The exercise ::
Tally the lines in the records underneath that contain the string "Fakturabilaga", and state the figure by itself.
start Supplied data
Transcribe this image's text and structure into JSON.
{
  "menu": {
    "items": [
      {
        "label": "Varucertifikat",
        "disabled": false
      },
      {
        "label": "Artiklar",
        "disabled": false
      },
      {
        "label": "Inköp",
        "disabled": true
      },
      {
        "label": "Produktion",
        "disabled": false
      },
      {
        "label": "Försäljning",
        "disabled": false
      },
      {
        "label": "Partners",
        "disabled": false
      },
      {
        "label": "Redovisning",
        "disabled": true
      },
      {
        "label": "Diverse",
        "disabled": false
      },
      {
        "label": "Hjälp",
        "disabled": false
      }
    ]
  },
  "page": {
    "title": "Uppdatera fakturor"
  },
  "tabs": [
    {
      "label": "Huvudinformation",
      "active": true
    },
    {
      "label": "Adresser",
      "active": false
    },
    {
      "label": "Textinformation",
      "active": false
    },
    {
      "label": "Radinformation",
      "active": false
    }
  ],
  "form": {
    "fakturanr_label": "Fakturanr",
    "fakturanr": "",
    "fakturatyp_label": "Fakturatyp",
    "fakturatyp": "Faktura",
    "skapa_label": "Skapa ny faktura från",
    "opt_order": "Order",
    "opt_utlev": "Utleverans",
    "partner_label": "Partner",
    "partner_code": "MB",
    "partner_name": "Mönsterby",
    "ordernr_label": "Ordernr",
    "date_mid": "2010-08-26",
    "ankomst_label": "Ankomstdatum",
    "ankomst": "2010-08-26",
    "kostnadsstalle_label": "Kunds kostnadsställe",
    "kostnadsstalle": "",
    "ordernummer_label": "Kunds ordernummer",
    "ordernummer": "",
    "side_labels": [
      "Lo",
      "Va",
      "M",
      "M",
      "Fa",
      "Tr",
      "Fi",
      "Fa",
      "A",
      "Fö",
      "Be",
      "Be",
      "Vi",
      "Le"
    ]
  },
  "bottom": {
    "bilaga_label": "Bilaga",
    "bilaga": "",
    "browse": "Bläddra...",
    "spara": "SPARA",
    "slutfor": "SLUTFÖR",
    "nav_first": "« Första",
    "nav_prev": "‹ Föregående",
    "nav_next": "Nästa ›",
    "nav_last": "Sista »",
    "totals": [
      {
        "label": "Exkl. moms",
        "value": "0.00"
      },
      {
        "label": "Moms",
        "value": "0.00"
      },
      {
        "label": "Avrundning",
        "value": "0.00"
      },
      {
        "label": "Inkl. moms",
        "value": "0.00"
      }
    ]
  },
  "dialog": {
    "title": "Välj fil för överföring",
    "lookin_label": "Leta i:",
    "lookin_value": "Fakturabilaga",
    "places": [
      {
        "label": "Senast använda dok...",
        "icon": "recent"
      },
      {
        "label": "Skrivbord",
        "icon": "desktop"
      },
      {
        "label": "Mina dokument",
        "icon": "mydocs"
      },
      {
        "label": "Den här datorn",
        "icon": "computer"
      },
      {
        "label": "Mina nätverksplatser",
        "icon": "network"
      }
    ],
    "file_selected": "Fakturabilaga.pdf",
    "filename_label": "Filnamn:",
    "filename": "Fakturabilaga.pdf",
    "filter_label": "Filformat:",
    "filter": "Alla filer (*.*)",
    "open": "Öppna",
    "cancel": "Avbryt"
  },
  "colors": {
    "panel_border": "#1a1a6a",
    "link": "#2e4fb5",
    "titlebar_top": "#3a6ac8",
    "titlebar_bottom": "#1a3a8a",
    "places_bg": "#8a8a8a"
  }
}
end Supplied data
The solution ::
3